> _Goal_
For the records below, say how many lines contain the string "visible". Give the number only.

> _Items listed in a dataset_
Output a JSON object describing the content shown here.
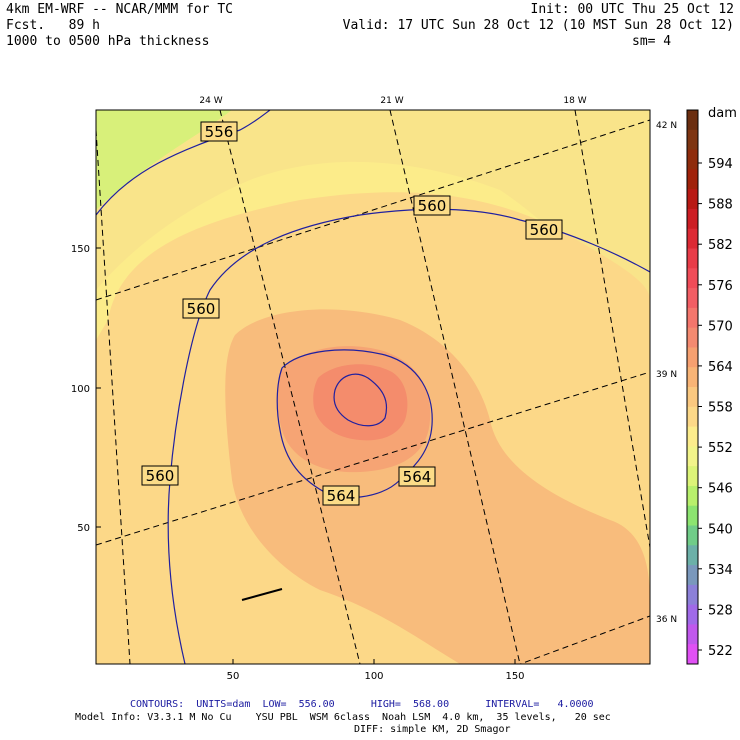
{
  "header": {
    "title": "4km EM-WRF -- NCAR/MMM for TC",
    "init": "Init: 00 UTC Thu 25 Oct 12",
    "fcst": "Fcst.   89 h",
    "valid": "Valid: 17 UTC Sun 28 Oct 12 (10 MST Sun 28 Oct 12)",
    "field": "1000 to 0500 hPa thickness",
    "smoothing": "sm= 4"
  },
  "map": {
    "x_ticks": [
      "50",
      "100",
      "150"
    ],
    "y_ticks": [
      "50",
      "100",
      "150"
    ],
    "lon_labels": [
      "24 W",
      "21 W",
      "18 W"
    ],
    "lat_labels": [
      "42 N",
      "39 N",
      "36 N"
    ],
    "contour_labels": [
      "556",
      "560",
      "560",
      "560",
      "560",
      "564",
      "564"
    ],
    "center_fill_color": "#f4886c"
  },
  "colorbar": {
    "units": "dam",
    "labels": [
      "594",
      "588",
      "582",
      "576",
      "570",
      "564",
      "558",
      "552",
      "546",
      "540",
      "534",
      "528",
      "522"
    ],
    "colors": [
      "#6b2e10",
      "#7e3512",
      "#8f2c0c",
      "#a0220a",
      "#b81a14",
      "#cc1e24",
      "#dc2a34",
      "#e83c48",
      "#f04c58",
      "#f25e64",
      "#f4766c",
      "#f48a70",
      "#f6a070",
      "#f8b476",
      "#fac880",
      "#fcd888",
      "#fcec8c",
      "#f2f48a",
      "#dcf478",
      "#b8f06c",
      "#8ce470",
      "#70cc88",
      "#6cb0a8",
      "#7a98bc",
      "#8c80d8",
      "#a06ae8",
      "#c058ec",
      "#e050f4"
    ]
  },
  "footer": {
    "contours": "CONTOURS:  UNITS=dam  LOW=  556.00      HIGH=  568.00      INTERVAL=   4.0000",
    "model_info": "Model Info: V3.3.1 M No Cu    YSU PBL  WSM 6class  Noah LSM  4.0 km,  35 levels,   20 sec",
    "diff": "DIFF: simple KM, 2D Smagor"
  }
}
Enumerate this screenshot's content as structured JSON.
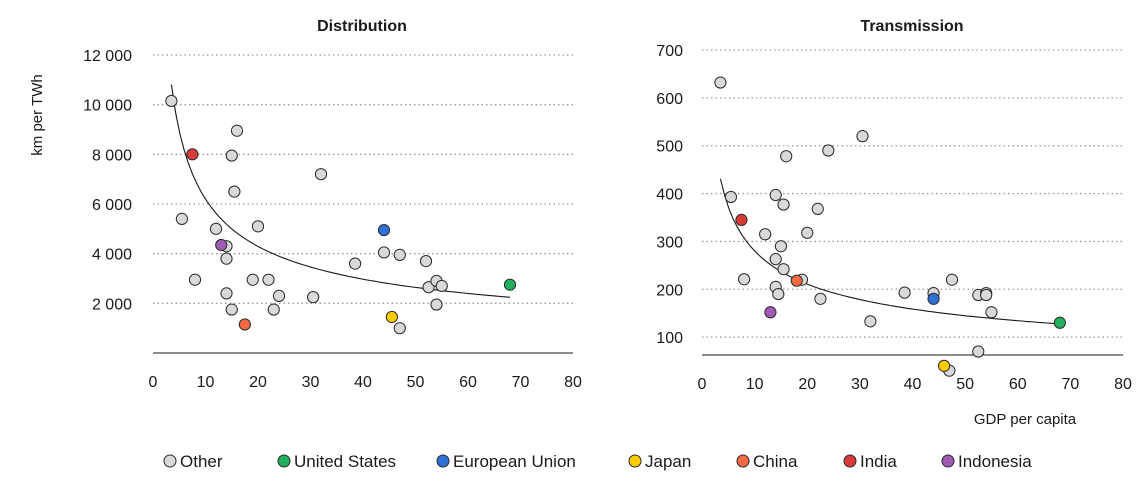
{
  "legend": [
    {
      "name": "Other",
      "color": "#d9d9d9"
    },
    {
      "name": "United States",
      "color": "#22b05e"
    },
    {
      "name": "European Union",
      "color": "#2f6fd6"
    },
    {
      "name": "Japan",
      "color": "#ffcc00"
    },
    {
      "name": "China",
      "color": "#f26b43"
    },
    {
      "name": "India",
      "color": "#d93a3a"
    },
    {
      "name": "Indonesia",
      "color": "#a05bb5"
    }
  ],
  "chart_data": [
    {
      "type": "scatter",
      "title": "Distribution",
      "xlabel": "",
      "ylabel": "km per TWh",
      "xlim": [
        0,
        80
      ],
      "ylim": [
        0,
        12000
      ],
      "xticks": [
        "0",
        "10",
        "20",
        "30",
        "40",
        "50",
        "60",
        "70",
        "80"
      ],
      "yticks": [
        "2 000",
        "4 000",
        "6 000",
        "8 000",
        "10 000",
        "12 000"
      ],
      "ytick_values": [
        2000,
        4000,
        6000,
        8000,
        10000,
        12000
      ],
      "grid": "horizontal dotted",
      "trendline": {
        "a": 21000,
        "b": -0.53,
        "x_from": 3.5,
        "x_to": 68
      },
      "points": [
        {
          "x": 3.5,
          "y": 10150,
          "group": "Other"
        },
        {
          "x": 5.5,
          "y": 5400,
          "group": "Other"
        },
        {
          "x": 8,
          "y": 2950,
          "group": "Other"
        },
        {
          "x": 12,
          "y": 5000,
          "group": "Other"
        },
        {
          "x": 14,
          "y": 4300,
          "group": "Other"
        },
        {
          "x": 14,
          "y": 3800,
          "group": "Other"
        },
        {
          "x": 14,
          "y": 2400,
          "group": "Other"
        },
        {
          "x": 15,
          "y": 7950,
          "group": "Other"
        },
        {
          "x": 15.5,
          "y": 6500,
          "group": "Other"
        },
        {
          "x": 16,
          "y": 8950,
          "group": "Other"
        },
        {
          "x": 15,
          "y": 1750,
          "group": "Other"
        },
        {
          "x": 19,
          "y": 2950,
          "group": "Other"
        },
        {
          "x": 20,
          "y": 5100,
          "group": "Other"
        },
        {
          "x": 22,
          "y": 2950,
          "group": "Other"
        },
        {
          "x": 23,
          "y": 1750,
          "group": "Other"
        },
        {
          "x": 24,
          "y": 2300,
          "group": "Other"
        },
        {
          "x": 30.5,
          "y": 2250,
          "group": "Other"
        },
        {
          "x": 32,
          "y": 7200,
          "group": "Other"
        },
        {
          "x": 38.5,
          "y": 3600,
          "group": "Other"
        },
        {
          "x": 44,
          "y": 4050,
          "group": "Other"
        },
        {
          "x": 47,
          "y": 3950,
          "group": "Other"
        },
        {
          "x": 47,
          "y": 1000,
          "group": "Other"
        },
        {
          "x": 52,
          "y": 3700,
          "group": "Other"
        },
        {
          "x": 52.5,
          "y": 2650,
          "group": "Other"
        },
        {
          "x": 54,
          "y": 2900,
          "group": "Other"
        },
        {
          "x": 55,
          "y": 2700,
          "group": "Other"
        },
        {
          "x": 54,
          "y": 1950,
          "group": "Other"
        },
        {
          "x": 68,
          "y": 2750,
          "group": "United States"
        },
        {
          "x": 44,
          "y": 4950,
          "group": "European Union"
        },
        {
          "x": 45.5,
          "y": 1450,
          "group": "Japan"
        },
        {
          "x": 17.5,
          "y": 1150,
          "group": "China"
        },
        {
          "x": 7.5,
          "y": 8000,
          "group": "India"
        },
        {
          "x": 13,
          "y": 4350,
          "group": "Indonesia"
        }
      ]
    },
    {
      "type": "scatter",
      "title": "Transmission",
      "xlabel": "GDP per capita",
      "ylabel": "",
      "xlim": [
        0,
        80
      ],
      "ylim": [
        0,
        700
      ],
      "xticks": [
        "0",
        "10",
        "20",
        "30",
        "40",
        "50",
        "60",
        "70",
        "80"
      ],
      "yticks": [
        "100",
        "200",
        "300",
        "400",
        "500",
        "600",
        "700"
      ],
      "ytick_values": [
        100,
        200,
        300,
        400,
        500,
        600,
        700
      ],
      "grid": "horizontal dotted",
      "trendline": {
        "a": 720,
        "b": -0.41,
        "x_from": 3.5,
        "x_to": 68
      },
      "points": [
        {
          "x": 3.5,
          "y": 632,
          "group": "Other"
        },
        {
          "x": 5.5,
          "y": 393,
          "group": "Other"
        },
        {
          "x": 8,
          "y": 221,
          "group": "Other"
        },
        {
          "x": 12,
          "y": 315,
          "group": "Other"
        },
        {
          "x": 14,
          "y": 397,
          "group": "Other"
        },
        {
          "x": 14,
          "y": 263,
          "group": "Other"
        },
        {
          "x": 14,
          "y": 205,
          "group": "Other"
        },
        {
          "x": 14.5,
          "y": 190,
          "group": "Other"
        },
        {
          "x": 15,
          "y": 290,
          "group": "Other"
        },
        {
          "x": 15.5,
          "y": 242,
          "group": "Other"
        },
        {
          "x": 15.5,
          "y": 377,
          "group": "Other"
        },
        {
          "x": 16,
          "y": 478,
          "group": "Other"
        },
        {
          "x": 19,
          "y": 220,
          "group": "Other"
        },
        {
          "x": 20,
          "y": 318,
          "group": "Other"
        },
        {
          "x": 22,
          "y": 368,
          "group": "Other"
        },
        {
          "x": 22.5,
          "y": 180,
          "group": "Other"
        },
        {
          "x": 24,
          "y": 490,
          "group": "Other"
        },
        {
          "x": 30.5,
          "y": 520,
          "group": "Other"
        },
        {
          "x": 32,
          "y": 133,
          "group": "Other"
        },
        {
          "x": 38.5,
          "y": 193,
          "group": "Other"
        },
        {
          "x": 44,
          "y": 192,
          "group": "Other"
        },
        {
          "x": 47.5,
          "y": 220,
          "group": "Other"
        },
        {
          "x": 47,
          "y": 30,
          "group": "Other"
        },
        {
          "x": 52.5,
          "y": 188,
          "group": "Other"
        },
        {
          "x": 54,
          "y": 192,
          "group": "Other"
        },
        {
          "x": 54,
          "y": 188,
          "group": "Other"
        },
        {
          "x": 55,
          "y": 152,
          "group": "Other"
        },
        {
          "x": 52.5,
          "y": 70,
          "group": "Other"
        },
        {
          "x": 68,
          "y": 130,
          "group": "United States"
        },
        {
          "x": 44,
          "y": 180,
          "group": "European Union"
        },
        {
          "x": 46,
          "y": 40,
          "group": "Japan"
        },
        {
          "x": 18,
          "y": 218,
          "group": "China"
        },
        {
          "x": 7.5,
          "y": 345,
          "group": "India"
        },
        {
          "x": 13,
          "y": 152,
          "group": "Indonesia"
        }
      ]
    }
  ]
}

...

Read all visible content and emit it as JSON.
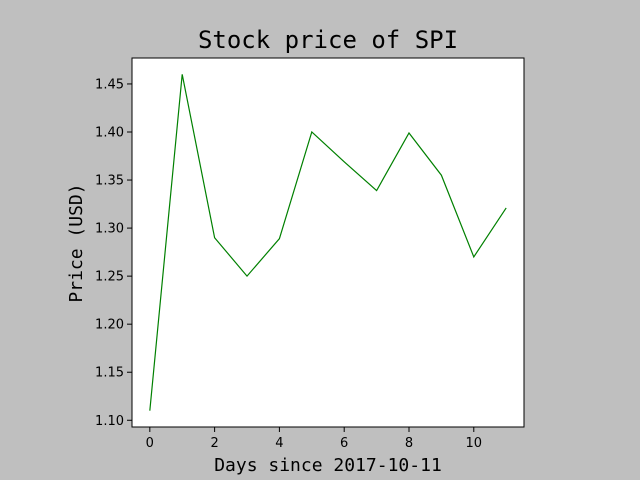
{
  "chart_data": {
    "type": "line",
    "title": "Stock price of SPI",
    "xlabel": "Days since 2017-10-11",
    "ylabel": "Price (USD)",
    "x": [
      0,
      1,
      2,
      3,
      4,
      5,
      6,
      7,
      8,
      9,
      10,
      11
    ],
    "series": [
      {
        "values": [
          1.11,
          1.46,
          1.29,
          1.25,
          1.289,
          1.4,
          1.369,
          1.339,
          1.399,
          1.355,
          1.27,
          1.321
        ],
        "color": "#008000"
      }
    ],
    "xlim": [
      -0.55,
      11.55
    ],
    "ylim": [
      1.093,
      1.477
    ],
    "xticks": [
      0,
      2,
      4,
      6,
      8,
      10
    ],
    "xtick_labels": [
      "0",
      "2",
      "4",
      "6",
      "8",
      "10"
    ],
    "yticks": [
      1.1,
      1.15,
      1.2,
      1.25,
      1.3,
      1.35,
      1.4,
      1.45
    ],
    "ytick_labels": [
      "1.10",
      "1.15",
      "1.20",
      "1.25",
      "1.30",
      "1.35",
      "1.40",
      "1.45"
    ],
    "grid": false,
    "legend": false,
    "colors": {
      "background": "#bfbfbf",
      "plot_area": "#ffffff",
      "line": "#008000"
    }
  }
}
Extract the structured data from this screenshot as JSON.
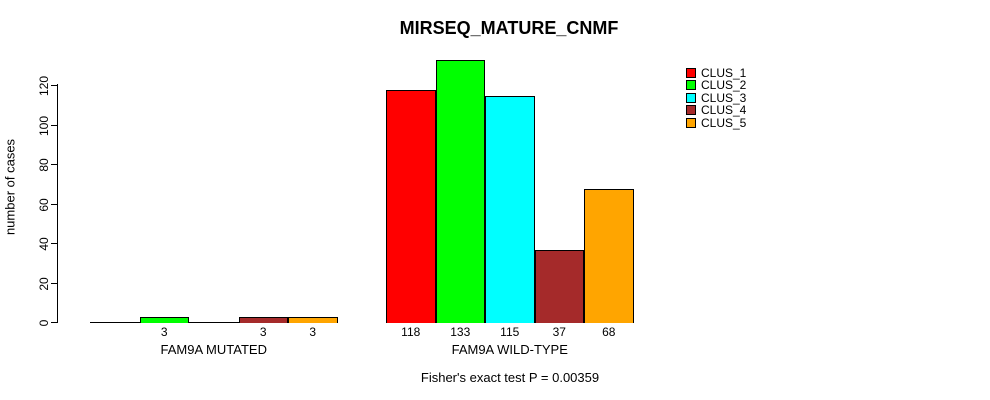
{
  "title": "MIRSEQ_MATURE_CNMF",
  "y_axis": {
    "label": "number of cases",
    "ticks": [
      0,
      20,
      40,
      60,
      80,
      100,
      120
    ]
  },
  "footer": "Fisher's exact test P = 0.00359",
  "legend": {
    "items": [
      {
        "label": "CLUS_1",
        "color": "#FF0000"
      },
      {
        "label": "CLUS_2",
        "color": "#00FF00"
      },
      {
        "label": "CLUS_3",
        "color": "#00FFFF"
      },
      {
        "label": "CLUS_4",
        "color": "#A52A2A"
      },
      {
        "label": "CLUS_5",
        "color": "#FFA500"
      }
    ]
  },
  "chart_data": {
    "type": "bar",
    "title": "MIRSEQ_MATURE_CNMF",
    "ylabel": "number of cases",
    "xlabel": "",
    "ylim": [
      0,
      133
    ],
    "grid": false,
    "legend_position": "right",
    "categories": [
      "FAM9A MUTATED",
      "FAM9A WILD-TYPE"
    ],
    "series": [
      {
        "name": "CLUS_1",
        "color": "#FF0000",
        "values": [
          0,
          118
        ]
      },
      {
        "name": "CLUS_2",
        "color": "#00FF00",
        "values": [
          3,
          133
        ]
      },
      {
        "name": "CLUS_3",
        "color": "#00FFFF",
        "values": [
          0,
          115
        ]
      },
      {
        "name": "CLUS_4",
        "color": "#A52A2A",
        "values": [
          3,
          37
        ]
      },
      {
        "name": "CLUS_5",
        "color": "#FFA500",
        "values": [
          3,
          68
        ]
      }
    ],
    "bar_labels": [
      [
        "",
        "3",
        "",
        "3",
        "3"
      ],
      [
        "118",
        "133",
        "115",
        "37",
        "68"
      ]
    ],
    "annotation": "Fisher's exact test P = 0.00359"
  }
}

==

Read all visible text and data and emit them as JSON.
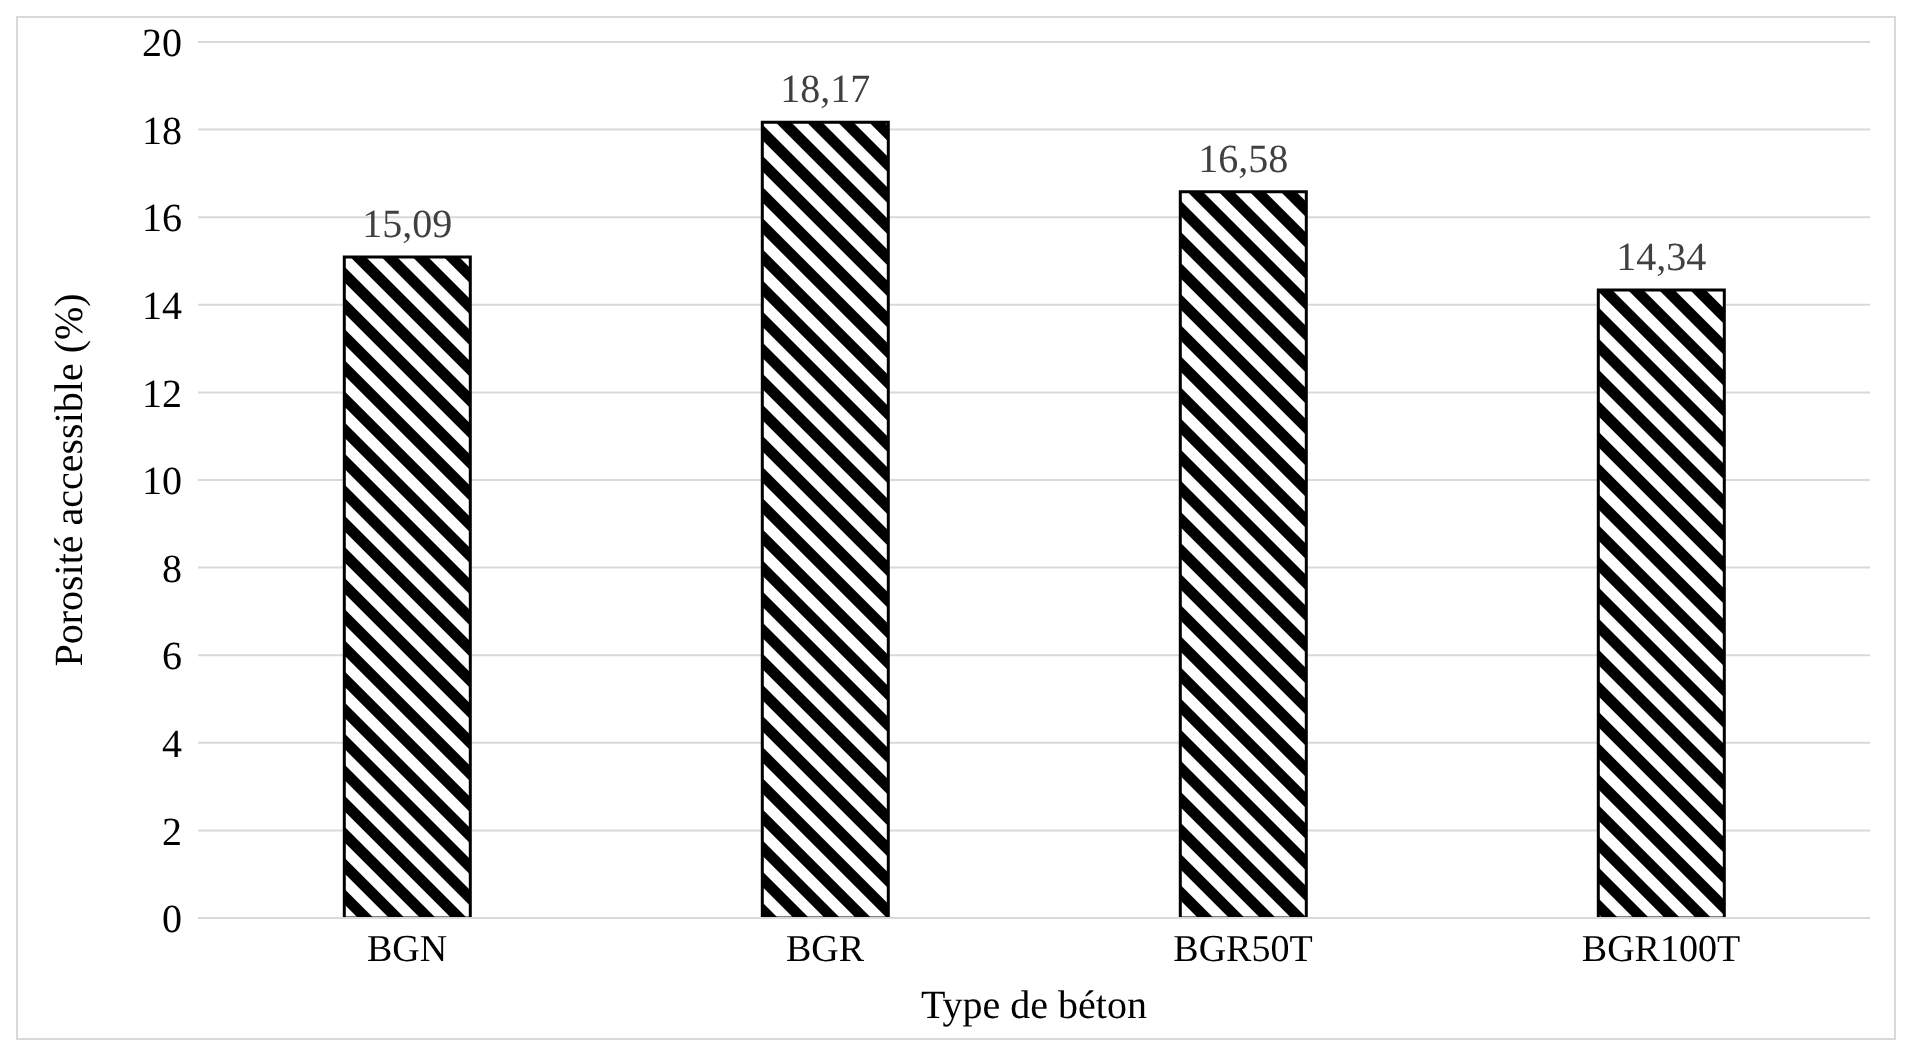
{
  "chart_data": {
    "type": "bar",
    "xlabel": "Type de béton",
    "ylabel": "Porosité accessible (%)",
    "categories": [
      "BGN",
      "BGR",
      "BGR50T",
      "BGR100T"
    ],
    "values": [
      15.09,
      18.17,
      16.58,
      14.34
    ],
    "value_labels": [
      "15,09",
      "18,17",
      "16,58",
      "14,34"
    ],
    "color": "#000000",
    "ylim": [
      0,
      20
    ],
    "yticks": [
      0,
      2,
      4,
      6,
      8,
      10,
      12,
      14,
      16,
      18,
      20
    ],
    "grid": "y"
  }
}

> _Answer for the task_
2